There are plenty of phones on the market that have music features, but none that separate the music and call functions in such a dramatic way as Samsung has done here. The handset will be available free on contract from Carphone Warehouse, among others, or you can pick it up SIM-free on the Web for around £270.

Despite the addition of screens on both sides of the phone, this blower is still impressively slim. It's around the same thickness as a standard CD case, but actually looks slightly slimmer thanks to the nicely rounded edges.

The phone side of the handset is taken up by a small keypad and an even smaller screen. Despite the keypad's diminutive dimensions it doesn't actually feel too cramped so you can work up a decent speed when texting.

The touch-sensitive keypad lets you navigate through the music menus

The tiny screen is much more of an issue. It's only tall enough to show three lines of text at any one time. As a result it's used for just the most basic functions, such as looking up contacts or typing out SMS messages. When you access most of the phone's more advanced features, such as the Web browser, it displays a message saying 'switching' and you have to turn the handset over to use the larger screen on the MP3 player side.

That screen is excellent as not only is it bright and sharp, but it also makes colours look great. Perched underneath this is the touch-sensitive pad for navigating through the music menus, but more on those later.

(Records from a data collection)

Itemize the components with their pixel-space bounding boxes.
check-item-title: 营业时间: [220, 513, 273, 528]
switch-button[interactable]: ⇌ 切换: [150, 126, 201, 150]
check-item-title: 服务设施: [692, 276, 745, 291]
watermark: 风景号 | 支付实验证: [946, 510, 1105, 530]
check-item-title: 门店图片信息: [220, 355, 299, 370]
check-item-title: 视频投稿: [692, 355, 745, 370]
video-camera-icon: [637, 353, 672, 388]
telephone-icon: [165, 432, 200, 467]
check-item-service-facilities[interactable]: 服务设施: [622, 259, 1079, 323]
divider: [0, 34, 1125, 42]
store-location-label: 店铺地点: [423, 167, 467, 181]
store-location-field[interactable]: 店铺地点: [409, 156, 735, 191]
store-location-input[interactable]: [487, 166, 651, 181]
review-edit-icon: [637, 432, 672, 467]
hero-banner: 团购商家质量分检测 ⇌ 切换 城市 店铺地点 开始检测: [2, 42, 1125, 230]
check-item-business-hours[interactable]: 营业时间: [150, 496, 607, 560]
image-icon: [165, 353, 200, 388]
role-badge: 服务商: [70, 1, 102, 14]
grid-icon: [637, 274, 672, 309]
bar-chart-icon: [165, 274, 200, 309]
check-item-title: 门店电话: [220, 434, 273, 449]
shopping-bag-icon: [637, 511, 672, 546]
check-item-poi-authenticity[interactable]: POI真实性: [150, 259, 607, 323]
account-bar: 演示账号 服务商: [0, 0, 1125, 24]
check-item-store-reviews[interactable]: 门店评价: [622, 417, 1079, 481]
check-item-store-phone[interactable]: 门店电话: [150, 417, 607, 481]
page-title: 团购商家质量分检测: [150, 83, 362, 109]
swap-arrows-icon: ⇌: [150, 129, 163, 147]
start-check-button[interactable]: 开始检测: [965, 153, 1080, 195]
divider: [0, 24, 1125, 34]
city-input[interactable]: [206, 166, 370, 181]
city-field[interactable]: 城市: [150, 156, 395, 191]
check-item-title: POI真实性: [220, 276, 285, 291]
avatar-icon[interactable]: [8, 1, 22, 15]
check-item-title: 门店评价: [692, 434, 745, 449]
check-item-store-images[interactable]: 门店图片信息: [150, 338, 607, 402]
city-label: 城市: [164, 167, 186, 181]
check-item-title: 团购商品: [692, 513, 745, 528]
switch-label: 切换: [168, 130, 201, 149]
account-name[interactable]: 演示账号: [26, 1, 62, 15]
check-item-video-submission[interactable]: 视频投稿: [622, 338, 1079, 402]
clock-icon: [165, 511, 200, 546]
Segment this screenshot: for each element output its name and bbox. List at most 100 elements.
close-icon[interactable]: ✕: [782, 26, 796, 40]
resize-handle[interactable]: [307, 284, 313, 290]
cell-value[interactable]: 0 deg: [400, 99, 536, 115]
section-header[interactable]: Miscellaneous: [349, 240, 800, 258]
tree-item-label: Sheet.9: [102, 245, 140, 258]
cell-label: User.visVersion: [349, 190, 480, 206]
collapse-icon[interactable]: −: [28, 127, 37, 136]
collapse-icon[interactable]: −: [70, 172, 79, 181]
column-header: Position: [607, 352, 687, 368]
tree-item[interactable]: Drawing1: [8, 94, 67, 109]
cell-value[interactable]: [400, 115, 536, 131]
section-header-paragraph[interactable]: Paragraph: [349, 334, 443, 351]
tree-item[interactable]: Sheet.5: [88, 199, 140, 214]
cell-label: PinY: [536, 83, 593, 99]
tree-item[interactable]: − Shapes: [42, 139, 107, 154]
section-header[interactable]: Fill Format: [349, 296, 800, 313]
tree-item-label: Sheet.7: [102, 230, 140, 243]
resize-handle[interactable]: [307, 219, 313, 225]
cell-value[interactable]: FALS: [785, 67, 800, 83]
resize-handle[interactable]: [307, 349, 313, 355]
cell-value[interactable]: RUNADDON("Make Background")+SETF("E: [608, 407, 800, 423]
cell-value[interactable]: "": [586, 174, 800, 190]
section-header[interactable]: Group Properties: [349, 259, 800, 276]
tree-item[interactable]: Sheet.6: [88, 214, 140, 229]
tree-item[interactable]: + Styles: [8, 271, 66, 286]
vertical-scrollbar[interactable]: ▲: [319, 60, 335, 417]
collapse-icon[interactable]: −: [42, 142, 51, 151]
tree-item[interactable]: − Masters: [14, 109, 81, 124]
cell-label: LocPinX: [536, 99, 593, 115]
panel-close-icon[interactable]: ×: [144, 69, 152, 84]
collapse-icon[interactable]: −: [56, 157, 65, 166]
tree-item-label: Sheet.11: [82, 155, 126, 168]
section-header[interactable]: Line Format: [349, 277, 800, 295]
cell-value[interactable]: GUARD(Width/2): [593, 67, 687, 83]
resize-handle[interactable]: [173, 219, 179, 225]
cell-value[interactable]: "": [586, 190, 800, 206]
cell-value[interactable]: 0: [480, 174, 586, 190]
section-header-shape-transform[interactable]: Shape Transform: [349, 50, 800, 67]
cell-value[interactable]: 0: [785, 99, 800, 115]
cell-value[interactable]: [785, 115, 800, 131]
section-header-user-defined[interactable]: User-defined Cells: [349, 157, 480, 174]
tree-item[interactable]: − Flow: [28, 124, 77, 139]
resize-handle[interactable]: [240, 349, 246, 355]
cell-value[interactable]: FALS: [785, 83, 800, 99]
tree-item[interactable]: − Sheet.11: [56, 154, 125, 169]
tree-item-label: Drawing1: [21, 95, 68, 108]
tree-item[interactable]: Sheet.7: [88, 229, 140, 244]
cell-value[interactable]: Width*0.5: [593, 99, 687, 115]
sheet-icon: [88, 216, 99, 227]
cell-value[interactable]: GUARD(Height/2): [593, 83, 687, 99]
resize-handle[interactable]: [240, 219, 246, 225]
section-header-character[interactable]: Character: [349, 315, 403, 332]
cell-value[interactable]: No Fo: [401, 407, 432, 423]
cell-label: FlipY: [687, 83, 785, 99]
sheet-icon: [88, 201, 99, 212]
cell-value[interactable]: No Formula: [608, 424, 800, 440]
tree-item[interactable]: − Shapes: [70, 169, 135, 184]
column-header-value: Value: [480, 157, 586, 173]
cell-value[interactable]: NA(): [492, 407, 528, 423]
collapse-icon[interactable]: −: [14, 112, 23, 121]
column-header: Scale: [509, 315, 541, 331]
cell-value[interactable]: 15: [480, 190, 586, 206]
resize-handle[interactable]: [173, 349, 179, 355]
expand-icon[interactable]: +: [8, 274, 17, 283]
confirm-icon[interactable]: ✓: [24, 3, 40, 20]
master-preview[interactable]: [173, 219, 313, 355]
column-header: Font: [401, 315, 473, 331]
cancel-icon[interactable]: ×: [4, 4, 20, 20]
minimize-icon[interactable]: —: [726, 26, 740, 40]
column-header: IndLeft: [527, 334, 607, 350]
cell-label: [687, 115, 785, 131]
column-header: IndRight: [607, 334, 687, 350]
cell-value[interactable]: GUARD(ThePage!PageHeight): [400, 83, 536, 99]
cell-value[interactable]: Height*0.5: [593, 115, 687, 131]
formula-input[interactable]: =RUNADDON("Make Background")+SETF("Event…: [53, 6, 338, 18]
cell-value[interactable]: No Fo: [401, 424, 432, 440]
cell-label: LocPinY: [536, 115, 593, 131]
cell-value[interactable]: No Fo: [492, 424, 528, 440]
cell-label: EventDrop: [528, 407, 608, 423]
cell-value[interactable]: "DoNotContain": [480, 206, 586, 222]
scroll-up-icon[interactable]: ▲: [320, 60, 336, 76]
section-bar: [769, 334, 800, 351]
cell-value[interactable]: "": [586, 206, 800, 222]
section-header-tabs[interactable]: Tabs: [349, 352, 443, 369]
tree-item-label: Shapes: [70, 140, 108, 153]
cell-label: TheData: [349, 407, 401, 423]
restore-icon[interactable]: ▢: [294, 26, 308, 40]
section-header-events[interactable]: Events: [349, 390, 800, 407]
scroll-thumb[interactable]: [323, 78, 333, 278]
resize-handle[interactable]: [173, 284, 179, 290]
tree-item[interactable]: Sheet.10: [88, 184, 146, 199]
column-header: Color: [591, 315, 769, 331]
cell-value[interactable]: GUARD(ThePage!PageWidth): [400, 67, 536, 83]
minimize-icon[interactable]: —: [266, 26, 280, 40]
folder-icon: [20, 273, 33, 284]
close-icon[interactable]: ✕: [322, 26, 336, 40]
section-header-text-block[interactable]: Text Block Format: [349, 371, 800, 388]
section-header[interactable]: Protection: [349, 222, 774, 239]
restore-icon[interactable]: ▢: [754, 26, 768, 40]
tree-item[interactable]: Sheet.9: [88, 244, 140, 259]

Aim of the task:
Rework a passage of the phone review. Begin at the words "The tiny screen" and stop after "MP3 player side.", and put "camera" wherever "Web browser" appears.

Output:
The tiny screen is much more of an issue. It's only tall enough to show three lines of text at any one time. As a result it's used for just the most basic functions, such as looking up contacts or typing out SMS messages. When you access most of the phone's more advanced features, such as the camera, it displays a message saying 'switching' and you have to turn the handset over to use the larger screen on the MP3 player side.